## WORK INSTRUCTION
From the entries that follow, extract each line holding the string "Christine".

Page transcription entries
* * * * * * *
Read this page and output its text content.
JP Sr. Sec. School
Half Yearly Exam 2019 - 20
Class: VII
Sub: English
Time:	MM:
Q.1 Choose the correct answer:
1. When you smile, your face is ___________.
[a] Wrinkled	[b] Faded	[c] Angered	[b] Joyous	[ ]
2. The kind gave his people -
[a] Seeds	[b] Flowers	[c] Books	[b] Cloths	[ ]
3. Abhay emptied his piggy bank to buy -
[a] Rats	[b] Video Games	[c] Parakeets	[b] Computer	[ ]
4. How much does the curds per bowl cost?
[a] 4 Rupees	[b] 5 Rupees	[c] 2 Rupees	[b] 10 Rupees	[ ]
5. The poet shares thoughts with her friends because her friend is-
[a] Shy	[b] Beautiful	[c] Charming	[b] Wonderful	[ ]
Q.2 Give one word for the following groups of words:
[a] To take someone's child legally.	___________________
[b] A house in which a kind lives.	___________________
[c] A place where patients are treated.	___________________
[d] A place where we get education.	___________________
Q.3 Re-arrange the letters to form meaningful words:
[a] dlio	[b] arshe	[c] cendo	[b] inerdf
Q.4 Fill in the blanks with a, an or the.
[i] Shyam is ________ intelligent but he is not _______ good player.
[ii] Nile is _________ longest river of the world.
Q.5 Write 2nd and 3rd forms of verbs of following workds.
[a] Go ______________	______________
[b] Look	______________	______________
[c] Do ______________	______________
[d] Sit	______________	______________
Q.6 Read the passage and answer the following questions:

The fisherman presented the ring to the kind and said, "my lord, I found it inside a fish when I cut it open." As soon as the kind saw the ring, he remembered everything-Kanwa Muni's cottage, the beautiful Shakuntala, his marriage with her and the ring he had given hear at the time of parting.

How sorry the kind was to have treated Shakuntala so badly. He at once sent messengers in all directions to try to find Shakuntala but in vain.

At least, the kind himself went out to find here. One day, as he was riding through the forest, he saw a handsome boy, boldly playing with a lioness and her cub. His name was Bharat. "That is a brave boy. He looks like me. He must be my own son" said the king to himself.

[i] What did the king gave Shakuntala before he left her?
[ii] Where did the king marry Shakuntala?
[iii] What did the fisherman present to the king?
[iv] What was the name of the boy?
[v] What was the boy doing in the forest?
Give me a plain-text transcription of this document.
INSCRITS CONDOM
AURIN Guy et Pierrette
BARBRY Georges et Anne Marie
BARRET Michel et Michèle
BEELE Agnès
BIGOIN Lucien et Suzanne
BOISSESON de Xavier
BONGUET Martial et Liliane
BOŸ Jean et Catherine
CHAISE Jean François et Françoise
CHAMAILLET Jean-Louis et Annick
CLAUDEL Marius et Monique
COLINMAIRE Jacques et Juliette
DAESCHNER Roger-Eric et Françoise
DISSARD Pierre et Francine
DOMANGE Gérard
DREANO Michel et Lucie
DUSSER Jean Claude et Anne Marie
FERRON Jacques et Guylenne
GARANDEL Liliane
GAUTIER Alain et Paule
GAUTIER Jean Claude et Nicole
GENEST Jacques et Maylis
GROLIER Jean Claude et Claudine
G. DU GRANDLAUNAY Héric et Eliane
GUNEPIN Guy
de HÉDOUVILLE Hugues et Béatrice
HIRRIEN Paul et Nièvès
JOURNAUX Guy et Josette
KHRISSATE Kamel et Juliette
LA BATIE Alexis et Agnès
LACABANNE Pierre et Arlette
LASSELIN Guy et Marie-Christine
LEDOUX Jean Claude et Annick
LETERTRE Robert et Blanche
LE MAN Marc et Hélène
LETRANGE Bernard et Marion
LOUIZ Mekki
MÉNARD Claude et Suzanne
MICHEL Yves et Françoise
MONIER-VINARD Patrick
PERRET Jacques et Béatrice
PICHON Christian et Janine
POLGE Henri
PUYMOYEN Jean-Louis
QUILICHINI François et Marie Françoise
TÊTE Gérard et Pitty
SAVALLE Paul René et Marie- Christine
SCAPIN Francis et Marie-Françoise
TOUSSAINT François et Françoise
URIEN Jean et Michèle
* * * * * * *
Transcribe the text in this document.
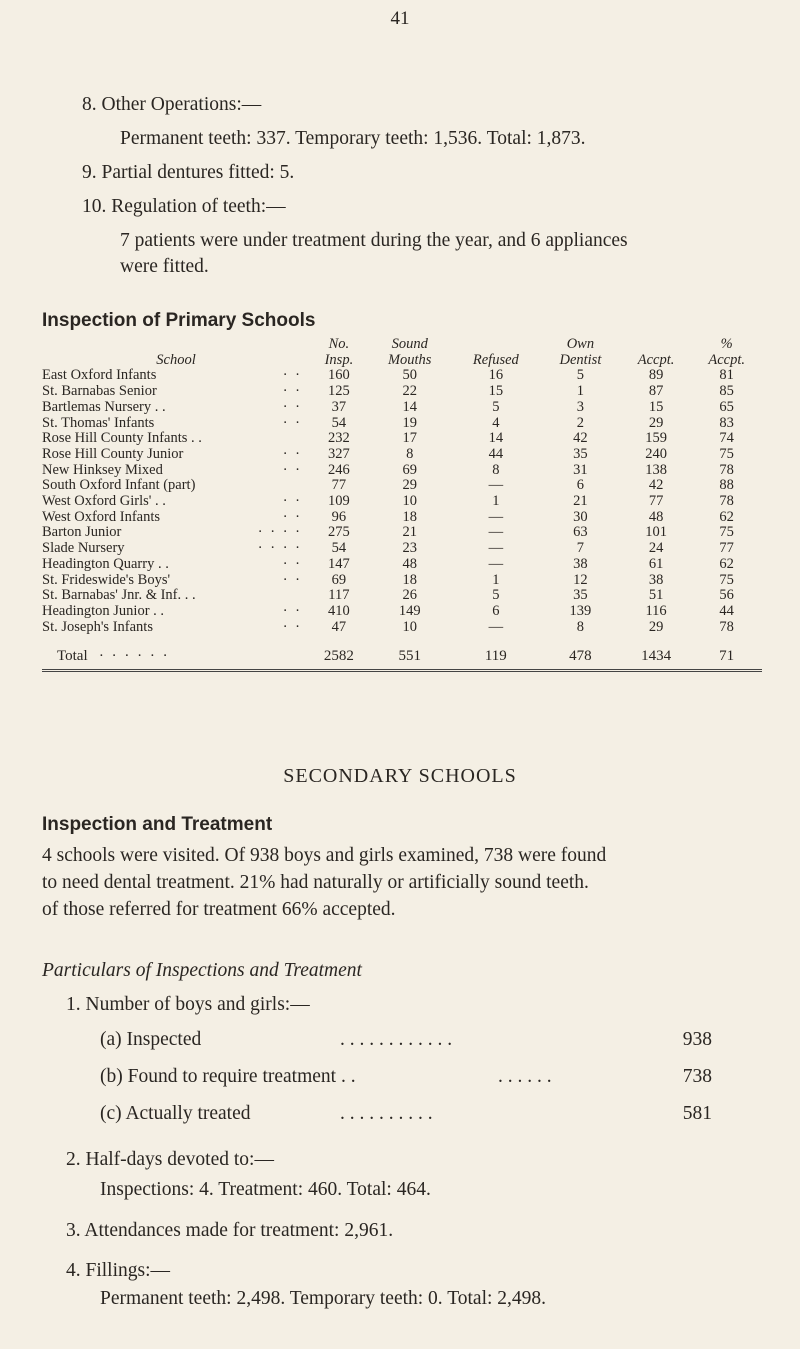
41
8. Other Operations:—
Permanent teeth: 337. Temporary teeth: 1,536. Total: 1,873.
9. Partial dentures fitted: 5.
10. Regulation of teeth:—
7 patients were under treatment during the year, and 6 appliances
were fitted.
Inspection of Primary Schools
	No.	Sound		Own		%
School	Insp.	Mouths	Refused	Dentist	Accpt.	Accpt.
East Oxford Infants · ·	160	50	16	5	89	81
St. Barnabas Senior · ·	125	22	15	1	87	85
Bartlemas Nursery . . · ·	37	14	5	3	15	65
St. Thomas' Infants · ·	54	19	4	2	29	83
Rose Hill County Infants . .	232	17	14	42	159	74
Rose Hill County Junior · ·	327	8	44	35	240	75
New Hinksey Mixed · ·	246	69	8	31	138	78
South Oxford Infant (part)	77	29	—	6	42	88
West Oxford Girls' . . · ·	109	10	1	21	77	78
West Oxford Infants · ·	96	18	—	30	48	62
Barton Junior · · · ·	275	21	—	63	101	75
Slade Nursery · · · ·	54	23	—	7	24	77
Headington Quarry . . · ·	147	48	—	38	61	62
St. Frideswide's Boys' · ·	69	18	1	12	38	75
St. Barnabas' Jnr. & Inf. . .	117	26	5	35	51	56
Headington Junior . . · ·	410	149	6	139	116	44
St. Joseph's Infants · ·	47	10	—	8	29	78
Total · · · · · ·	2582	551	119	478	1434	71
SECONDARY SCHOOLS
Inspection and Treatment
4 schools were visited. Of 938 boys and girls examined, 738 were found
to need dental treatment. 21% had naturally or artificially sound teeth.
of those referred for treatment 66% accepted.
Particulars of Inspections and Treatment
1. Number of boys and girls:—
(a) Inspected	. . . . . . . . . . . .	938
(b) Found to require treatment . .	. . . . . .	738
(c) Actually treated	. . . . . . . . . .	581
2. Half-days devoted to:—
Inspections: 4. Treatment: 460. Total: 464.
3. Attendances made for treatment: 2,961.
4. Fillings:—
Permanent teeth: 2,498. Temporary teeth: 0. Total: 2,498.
* * * * * * *
## THE COMPLETED TASK
LASSELIN Guy et Marie-Christine
SAVALLE Paul René et Marie- Christine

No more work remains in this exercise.